Objective: Reproduce the listing below without changes, omitting the pictures from your answer.

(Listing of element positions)
◇ ◇ ◇ ◇
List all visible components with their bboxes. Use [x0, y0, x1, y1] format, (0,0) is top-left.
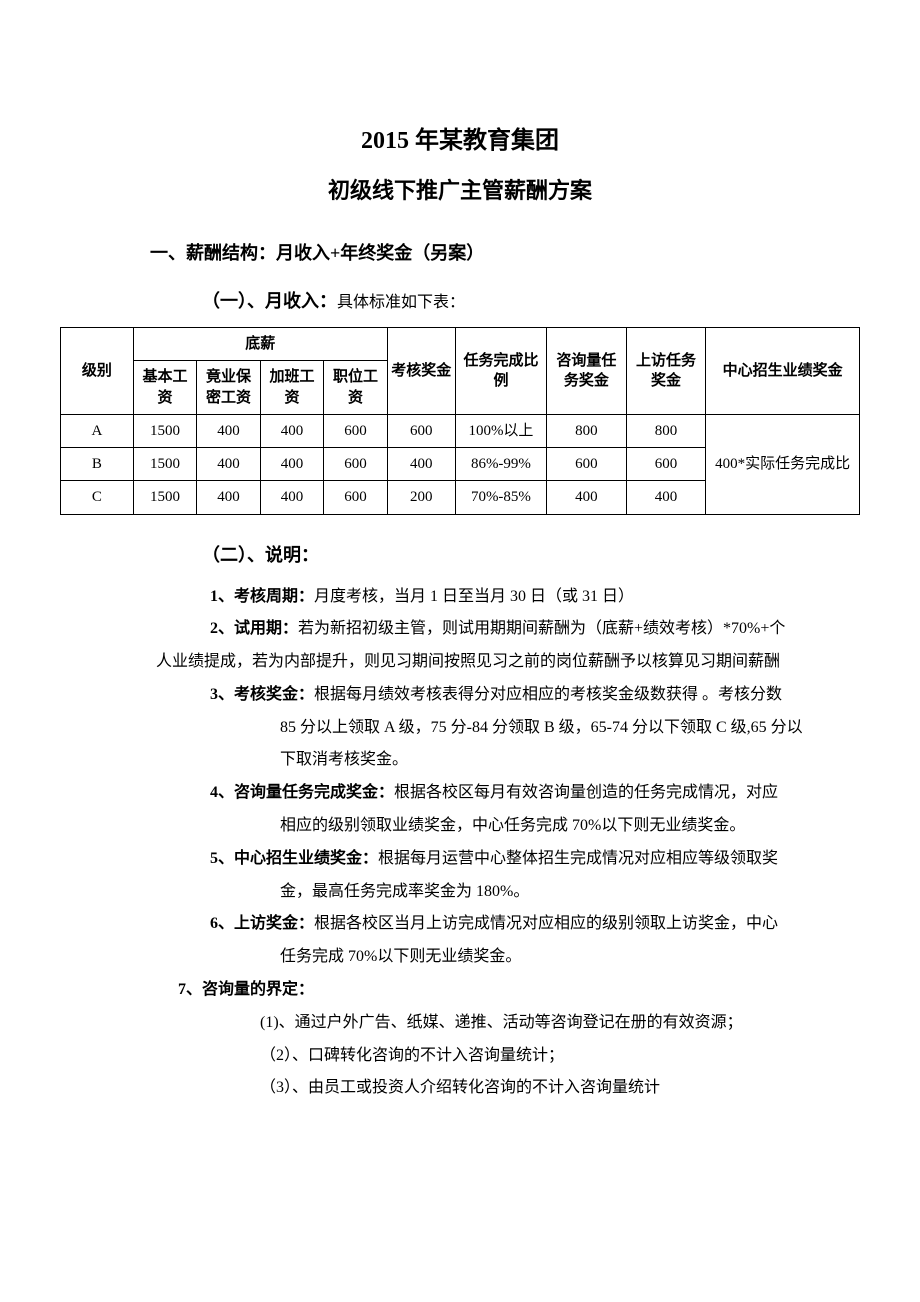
cell-overtime: 400	[260, 414, 324, 447]
note-2-text-a: 若为新招初级主管，则试用期期间薪酬为（底薪+绩效考核）*70%+个	[298, 620, 785, 637]
th-visit: 上访任务奖金	[626, 328, 706, 415]
note-7-label: 7、咨询量的界定：	[178, 981, 314, 998]
sub2-label: （二）、说明：	[202, 545, 319, 565]
note-7-b: （2）、口碑转化咨询的不计入咨询量统计；	[260, 1040, 860, 1073]
salary-table: 级别 底薪 考核奖金 任务完成比例 咨询量任务奖金 上访任务奖金 中心招生业绩奖…	[60, 327, 860, 515]
th-assess: 考核奖金	[387, 328, 455, 415]
cell-position: 600	[324, 414, 388, 447]
note-2-label: 2、试用期：	[210, 620, 298, 637]
note-7-heading: 7、咨询量的界定：	[178, 974, 860, 1007]
doc-subtitle: 初级线下推广主管薪酬方案	[60, 173, 860, 205]
cell-secrecy: 400	[197, 414, 261, 447]
note-4-line-a: 4、咨询量任务完成奖金：根据各校区每月有效咨询量创造的任务完成情况，对应	[210, 777, 860, 810]
note-7-a: (1)、通过户外广告、纸媒、递推、活动等咨询登记在册的有效资源；	[260, 1007, 860, 1040]
note-5-text-a: 根据每月运营中心整体招生完成情况对应相应等级领取奖	[378, 850, 778, 867]
note-3-line-b: 85 分以上领取 A 级，75 分-84 分领取 B 级，65-74 分以下领取…	[280, 712, 860, 745]
cell-ratio: 70%-85%	[455, 481, 546, 514]
cell-center-bonus: 400*实际任务完成比	[706, 414, 860, 514]
note-1-label: 1、考核周期：	[210, 588, 314, 605]
table-row: A 1500 400 400 600 600 100%以上 800 800 40…	[61, 414, 860, 447]
cell-secrecy: 400	[197, 481, 261, 514]
th-secrecy: 竟业保密工资	[197, 361, 261, 415]
note-1-text: 月度考核，当月 1 日至当月 30 日（或 31 日）	[314, 588, 634, 605]
cell-basic: 1500	[133, 481, 197, 514]
th-consult: 咨询量任务奖金	[547, 328, 627, 415]
note-3-line-a: 3、考核奖金：根据每月绩效考核表得分对应相应的考核奖金级数获得 。考核分数	[210, 679, 860, 712]
note-5-line-a: 5、中心招生业绩奖金：根据每月运营中心整体招生完成情况对应相应等级领取奖	[210, 843, 860, 876]
cell-consult: 400	[547, 481, 627, 514]
subsection-2: （二）、说明：	[202, 541, 860, 567]
cell-assess: 600	[387, 414, 455, 447]
subsection-1: （一）、月收入：具体标准如下表：	[202, 287, 860, 313]
table-header-row-1: 级别 底薪 考核奖金 任务完成比例 咨询量任务奖金 上访任务奖金 中心招生业绩奖…	[61, 328, 860, 361]
cell-position: 600	[324, 448, 388, 481]
cell-overtime: 400	[260, 448, 324, 481]
th-basic: 基本工资	[133, 361, 197, 415]
note-6-text-a: 根据各校区当月上访完成情况对应相应的级别领取上访奖金，中心	[314, 915, 778, 932]
note-5-line-b: 金，最高任务完成率奖金为 180%。	[280, 876, 860, 909]
cell-ratio: 86%-99%	[455, 448, 546, 481]
sub1-rest: 具体标准如下表：	[337, 294, 465, 311]
cell-level: C	[61, 481, 134, 514]
cell-visit: 400	[626, 481, 706, 514]
cell-level: B	[61, 448, 134, 481]
cell-consult: 800	[547, 414, 627, 447]
th-base-group: 底薪	[133, 328, 387, 361]
document-page: 2015 年某教育集团 初级线下推广主管薪酬方案 一、薪酬结构：月收入+年终奖金…	[0, 0, 920, 1302]
section-1-heading: 一、薪酬结构：月收入+年终奖金（另案）	[150, 239, 860, 265]
cell-ratio: 100%以上	[455, 414, 546, 447]
th-center: 中心招生业绩奖金	[706, 328, 860, 415]
note-3-text-a: 根据每月绩效考核表得分对应相应的考核奖金级数获得 。考核分数	[314, 686, 782, 703]
th-ratio: 任务完成比例	[455, 328, 546, 415]
note-2-line-b: 人业绩提成，若为内部提升，则见习期间按照见习之前的岗位薪酬予以核算见习期间薪酬	[156, 646, 860, 679]
note-2-line-a: 2、试用期：若为新招初级主管，则试用期期间薪酬为（底薪+绩效考核）*70%+个	[210, 613, 860, 646]
cell-basic: 1500	[133, 414, 197, 447]
cell-visit: 600	[626, 448, 706, 481]
notes-block: 1、考核周期：月度考核，当月 1 日至当月 30 日（或 31 日） 2、试用期…	[60, 581, 860, 1106]
note-3-label: 3、考核奖金：	[210, 686, 314, 703]
note-7-c: （3）、由员工或投资人介绍转化咨询的不计入咨询量统计	[260, 1072, 860, 1105]
cell-consult: 600	[547, 448, 627, 481]
th-position: 职位工资	[324, 361, 388, 415]
note-6-line-b: 任务完成 70%以下则无业绩奖金。	[280, 941, 860, 974]
note-4-label: 4、咨询量任务完成奖金：	[210, 784, 394, 801]
cell-secrecy: 400	[197, 448, 261, 481]
note-4-line-b: 相应的级别领取业绩奖金，中心任务完成 70%以下则无业绩奖金。	[280, 810, 860, 843]
cell-overtime: 400	[260, 481, 324, 514]
note-5-label: 5、中心招生业绩奖金：	[210, 850, 378, 867]
th-overtime: 加班工资	[260, 361, 324, 415]
cell-visit: 800	[626, 414, 706, 447]
cell-level: A	[61, 414, 134, 447]
doc-title: 2015 年某教育集团	[60, 120, 860, 155]
note-1: 1、考核周期：月度考核，当月 1 日至当月 30 日（或 31 日）	[210, 581, 860, 614]
th-level: 级别	[61, 328, 134, 415]
cell-basic: 1500	[133, 448, 197, 481]
sub1-label: （一）、月收入：	[202, 291, 337, 311]
note-4-text-a: 根据各校区每月有效咨询量创造的任务完成情况，对应	[394, 784, 778, 801]
cell-assess: 400	[387, 448, 455, 481]
cell-position: 600	[324, 481, 388, 514]
note-3-line-c: 下取消考核奖金。	[280, 744, 860, 777]
cell-assess: 200	[387, 481, 455, 514]
note-6-line-a: 6、上访奖金：根据各校区当月上访完成情况对应相应的级别领取上访奖金，中心	[210, 908, 860, 941]
note-6-label: 6、上访奖金：	[210, 915, 314, 932]
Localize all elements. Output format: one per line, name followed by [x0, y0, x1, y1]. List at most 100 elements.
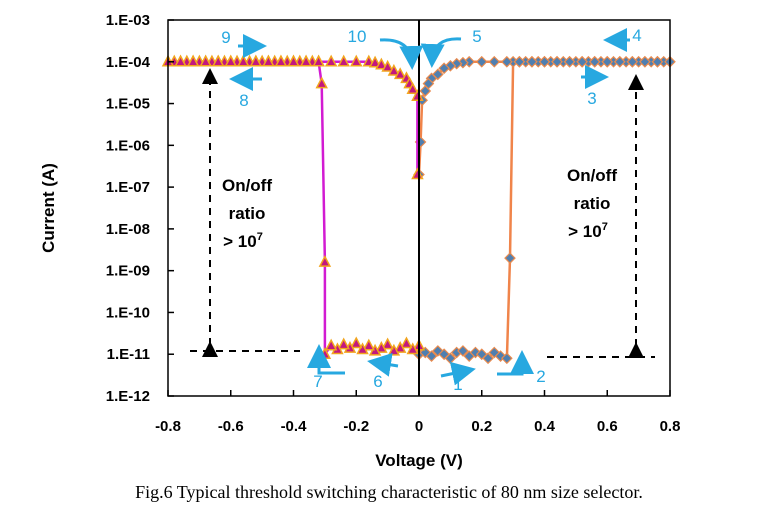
◇ ◇ ◇ ◇
Task answer:
List all visible components with their bboxes. Use [x0, y0, x1, y1] format, (0,0) is top-left.
cell-overtime: 400	[260, 414, 324, 447]
note-2-text-a: 若为新招初级主管，则试用期期间薪酬为（底薪+绩效考核）*70%+个	[298, 620, 785, 637]
th-visit: 上访任务奖金	[626, 328, 706, 415]
note-7-label: 7、咨询量的界定：	[178, 981, 314, 998]
sub2-label: （二）、说明：	[202, 545, 319, 565]
note-7-b: （2）、口碑转化咨询的不计入咨询量统计；	[260, 1040, 860, 1073]
salary-table: 级别 底薪 考核奖金 任务完成比例 咨询量任务奖金 上访任务奖金 中心招生业绩奖…	[60, 327, 860, 515]
th-assess: 考核奖金	[387, 328, 455, 415]
cell-position: 600	[324, 414, 388, 447]
note-2-label: 2、试用期：	[210, 620, 298, 637]
note-7-heading: 7、咨询量的界定：	[178, 974, 860, 1007]
doc-subtitle: 初级线下推广主管薪酬方案	[60, 173, 860, 205]
cell-secrecy: 400	[197, 414, 261, 447]
note-4-line-a: 4、咨询量任务完成奖金：根据各校区每月有效咨询量创造的任务完成情况，对应	[210, 777, 860, 810]
note-7-a: (1)、通过户外广告、纸媒、递推、活动等咨询登记在册的有效资源；	[260, 1007, 860, 1040]
note-5-text-a: 根据每月运营中心整体招生完成情况对应相应等级领取奖	[378, 850, 778, 867]
note-3-line-b: 85 分以上领取 A 级，75 分-84 分领取 B 级，65-74 分以下领取…	[280, 712, 860, 745]
cell-ratio: 70%-85%	[455, 481, 546, 514]
cell-center-bonus: 400*实际任务完成比	[706, 414, 860, 514]
note-1-label: 1、考核周期：	[210, 588, 314, 605]
table-row: A 1500 400 400 600 600 100%以上 800 800 40…	[61, 414, 860, 447]
cell-secrecy: 400	[197, 481, 261, 514]
th-secrecy: 竟业保密工资	[197, 361, 261, 415]
note-1-text: 月度考核，当月 1 日至当月 30 日（或 31 日）	[314, 588, 634, 605]
cell-basic: 1500	[133, 481, 197, 514]
th-consult: 咨询量任务奖金	[547, 328, 627, 415]
note-3-line-a: 3、考核奖金：根据每月绩效考核表得分对应相应的考核奖金级数获得 。考核分数	[210, 679, 860, 712]
note-5-line-a: 5、中心招生业绩奖金：根据每月运营中心整体招生完成情况对应相应等级领取奖	[210, 843, 860, 876]
cell-consult: 400	[547, 481, 627, 514]
subsection-2: （二）、说明：	[202, 541, 860, 567]
cell-assess: 600	[387, 414, 455, 447]
subsection-1: （一）、月收入：具体标准如下表：	[202, 287, 860, 313]
table-header-row-1: 级别 底薪 考核奖金 任务完成比例 咨询量任务奖金 上访任务奖金 中心招生业绩奖…	[61, 328, 860, 361]
cell-position: 600	[324, 448, 388, 481]
cell-overtime: 400	[260, 448, 324, 481]
th-basic: 基本工资	[133, 361, 197, 415]
note-6-text-a: 根据各校区当月上访完成情况对应相应的级别领取上访奖金，中心	[314, 915, 778, 932]
note-5-line-b: 金，最高任务完成率奖金为 180%。	[280, 876, 860, 909]
cell-ratio: 86%-99%	[455, 448, 546, 481]
sub1-rest: 具体标准如下表：	[337, 294, 465, 311]
cell-level: C	[61, 481, 134, 514]
cell-visit: 400	[626, 481, 706, 514]
cell-level: B	[61, 448, 134, 481]
cell-consult: 800	[547, 414, 627, 447]
th-base-group: 底薪	[133, 328, 387, 361]
document-page: 2015 年某教育集团 初级线下推广主管薪酬方案 一、薪酬结构：月收入+年终奖金…	[0, 0, 920, 1302]
section-1-heading: 一、薪酬结构：月收入+年终奖金（另案）	[150, 239, 860, 265]
cell-ratio: 100%以上	[455, 414, 546, 447]
th-center: 中心招生业绩奖金	[706, 328, 860, 415]
note-3-text-a: 根据每月绩效考核表得分对应相应的考核奖金级数获得 。考核分数	[314, 686, 782, 703]
th-ratio: 任务完成比例	[455, 328, 546, 415]
note-2-line-b: 人业绩提成，若为内部提升，则见习期间按照见习之前的岗位薪酬予以核算见习期间薪酬	[156, 646, 860, 679]
note-2-line-a: 2、试用期：若为新招初级主管，则试用期期间薪酬为（底薪+绩效考核）*70%+个	[210, 613, 860, 646]
cell-basic: 1500	[133, 414, 197, 447]
cell-visit: 600	[626, 448, 706, 481]
notes-block: 1、考核周期：月度考核，当月 1 日至当月 30 日（或 31 日） 2、试用期…	[60, 581, 860, 1106]
note-3-label: 3、考核奖金：	[210, 686, 314, 703]
note-7-c: （3）、由员工或投资人介绍转化咨询的不计入咨询量统计	[260, 1072, 860, 1105]
cell-consult: 600	[547, 448, 627, 481]
th-position: 职位工资	[324, 361, 388, 415]
note-6-line-b: 任务完成 70%以下则无业绩奖金。	[280, 941, 860, 974]
note-4-label: 4、咨询量任务完成奖金：	[210, 784, 394, 801]
cell-secrecy: 400	[197, 448, 261, 481]
note-4-line-b: 相应的级别领取业绩奖金，中心任务完成 70%以下则无业绩奖金。	[280, 810, 860, 843]
cell-overtime: 400	[260, 481, 324, 514]
note-5-label: 5、中心招生业绩奖金：	[210, 850, 378, 867]
th-overtime: 加班工资	[260, 361, 324, 415]
cell-visit: 800	[626, 414, 706, 447]
cell-level: A	[61, 414, 134, 447]
doc-title: 2015 年某教育集团	[60, 120, 860, 155]
note-1: 1、考核周期：月度考核，当月 1 日至当月 30 日（或 31 日）	[210, 581, 860, 614]
th-level: 级别	[61, 328, 134, 415]
cell-basic: 1500	[133, 448, 197, 481]
sub1-label: （一）、月收入：	[202, 291, 337, 311]
note-4-text-a: 根据各校区每月有效咨询量创造的任务完成情况，对应	[394, 784, 778, 801]
cell-assess: 400	[387, 448, 455, 481]
cell-position: 600	[324, 481, 388, 514]
note-3-line-c: 下取消考核奖金。	[280, 744, 860, 777]
cell-assess: 200	[387, 481, 455, 514]
note-6-line-a: 6、上访奖金：根据各校区当月上访完成情况对应相应的级别领取上访奖金，中心	[210, 908, 860, 941]
note-6-label: 6、上访奖金：	[210, 915, 314, 932]
Localize all elements. Output format: one per line, name followed by [x0, y0, x1, y1]. List at most 100 elements.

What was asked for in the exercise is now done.